Exercise input -

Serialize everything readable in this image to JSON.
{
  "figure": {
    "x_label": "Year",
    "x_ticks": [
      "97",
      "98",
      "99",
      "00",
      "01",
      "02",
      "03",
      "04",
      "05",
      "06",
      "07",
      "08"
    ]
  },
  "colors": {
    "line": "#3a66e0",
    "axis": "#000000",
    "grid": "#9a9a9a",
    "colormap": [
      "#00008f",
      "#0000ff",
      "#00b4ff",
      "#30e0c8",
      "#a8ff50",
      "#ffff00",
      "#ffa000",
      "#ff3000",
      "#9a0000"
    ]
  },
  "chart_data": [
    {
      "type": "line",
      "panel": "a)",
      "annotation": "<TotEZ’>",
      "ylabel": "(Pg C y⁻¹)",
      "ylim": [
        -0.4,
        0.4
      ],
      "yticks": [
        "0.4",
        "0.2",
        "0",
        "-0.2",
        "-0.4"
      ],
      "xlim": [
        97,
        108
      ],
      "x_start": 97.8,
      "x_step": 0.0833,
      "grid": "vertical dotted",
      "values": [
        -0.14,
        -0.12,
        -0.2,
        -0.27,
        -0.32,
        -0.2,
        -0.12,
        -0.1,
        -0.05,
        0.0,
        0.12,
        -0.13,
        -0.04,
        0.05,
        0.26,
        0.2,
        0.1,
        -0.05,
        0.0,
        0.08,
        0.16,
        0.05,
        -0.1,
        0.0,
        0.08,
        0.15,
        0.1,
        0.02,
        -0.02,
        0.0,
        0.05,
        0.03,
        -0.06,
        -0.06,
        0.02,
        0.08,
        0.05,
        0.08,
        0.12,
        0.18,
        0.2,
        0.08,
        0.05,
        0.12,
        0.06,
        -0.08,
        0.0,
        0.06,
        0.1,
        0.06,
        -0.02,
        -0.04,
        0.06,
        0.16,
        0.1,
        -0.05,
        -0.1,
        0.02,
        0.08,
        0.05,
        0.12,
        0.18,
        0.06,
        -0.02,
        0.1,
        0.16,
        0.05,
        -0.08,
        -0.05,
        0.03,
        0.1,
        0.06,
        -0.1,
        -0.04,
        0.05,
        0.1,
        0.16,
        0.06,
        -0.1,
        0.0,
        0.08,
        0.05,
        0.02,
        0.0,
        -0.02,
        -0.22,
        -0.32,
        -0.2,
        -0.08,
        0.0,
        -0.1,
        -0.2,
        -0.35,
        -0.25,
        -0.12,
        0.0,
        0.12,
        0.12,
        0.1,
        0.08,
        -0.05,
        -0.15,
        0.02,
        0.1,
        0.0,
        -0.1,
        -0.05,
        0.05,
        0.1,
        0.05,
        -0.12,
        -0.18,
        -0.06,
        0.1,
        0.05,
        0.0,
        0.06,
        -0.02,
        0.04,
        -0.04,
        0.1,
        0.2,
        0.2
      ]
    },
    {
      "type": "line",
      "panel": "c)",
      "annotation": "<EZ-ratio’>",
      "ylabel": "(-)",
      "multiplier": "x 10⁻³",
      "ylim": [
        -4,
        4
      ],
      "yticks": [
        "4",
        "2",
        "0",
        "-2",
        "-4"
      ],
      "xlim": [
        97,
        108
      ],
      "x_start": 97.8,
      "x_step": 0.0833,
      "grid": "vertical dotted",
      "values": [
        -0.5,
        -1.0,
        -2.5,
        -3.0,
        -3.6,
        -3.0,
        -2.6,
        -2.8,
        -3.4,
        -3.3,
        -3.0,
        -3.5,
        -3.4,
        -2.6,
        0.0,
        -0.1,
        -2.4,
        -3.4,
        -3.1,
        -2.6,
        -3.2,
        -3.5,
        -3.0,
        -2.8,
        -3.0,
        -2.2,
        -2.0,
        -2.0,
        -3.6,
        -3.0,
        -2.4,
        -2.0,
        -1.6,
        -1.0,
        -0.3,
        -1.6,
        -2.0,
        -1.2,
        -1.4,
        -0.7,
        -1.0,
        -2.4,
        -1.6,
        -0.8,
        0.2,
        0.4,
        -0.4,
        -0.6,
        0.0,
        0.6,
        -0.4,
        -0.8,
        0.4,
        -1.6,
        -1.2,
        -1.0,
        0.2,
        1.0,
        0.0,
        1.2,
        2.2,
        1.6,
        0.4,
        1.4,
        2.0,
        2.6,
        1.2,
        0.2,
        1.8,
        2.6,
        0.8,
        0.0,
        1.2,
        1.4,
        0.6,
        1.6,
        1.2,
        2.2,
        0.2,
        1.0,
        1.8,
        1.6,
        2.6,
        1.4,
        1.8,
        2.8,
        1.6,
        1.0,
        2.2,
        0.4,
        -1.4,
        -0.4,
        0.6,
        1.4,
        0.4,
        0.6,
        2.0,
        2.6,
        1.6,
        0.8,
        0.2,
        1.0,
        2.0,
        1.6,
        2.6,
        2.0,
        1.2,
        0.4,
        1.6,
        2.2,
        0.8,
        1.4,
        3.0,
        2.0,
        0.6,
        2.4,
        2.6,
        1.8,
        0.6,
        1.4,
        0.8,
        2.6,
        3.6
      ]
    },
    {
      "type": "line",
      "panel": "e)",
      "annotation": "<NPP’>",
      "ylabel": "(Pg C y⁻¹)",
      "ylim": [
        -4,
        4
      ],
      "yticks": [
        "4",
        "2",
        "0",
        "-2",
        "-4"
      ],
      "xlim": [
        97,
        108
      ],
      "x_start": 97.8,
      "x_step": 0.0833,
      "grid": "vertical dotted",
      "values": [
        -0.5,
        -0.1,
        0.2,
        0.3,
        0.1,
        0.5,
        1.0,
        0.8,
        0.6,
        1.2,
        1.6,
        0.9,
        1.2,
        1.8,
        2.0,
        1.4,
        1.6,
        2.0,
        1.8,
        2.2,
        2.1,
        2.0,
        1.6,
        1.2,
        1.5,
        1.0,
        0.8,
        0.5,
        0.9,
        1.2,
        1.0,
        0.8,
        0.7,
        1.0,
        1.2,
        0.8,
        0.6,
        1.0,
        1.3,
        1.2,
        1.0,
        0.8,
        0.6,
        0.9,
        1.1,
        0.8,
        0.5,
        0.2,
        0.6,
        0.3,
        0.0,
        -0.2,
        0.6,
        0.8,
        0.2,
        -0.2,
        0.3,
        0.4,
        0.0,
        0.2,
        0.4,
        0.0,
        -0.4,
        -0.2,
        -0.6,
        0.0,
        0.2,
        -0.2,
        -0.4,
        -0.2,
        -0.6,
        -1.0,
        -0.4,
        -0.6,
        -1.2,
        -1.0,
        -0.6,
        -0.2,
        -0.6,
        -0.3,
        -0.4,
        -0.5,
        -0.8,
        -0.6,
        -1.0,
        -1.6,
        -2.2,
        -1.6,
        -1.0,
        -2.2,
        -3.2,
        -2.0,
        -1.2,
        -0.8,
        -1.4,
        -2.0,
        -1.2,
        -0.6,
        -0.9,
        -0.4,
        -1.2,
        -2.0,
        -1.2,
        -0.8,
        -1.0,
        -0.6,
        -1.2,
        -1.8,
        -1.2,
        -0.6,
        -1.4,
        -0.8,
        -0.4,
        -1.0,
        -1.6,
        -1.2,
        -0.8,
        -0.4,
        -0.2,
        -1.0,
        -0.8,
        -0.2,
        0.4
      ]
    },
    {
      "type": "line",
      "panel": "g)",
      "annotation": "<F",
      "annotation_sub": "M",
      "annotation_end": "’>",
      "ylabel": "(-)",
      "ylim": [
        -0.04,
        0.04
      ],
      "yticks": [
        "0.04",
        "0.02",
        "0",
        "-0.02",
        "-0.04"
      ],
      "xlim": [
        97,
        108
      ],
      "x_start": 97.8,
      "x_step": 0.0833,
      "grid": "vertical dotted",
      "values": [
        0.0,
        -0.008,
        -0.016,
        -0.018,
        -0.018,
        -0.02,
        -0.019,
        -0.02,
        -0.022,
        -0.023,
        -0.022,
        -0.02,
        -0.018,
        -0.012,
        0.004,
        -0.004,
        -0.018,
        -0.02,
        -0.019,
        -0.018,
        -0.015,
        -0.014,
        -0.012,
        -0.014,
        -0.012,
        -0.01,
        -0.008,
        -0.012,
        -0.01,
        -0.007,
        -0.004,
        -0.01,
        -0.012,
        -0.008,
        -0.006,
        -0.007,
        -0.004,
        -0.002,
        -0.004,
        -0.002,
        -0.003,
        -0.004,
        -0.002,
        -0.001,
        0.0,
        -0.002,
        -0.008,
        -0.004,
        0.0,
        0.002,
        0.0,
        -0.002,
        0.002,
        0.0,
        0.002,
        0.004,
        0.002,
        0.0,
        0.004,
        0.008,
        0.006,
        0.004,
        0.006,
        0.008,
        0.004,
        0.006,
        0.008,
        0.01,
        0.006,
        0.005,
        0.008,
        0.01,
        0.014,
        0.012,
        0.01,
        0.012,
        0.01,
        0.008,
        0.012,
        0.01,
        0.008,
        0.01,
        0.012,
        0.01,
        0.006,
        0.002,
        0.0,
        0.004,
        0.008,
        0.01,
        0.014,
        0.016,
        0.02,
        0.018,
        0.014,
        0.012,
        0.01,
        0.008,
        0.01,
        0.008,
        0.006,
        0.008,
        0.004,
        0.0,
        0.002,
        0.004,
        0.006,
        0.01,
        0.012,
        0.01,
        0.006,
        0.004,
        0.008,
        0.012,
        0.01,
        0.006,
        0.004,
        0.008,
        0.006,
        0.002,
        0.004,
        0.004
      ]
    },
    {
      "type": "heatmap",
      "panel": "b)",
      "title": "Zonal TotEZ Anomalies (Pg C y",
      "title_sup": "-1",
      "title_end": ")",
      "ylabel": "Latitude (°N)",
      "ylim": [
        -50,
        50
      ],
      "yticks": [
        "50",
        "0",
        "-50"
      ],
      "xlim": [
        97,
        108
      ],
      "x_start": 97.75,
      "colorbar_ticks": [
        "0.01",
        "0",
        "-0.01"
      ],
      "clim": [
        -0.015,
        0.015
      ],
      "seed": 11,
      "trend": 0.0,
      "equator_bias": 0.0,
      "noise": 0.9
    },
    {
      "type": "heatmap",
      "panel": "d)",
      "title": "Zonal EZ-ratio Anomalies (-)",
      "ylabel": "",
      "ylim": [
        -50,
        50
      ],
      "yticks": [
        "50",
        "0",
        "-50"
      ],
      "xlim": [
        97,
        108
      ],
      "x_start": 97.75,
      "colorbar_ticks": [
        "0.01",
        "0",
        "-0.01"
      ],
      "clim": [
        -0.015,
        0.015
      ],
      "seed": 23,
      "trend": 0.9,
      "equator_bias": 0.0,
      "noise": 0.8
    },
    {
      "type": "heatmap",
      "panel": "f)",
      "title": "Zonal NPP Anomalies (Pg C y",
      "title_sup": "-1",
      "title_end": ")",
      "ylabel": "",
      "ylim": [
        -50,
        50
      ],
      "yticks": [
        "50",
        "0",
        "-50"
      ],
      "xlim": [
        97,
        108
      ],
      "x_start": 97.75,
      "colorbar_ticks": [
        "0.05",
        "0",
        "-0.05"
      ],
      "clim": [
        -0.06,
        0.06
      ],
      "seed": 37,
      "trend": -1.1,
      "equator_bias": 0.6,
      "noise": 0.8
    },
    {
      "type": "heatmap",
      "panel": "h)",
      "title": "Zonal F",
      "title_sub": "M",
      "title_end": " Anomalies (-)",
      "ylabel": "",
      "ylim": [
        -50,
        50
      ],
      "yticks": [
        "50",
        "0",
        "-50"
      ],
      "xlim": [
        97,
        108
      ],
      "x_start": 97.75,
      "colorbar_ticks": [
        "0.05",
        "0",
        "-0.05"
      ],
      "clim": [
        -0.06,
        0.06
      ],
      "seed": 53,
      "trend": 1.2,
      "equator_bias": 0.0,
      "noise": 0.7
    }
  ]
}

Task statement -
Pick out the lines that contain "panel" and copy them.

Output below -
      "panel": "a)",
      "panel": "c)",
      "panel": "e)",
      "panel": "g)",
      "panel": "b)",
      "panel": "d)",
      "panel": "f)",
      "panel": "h)",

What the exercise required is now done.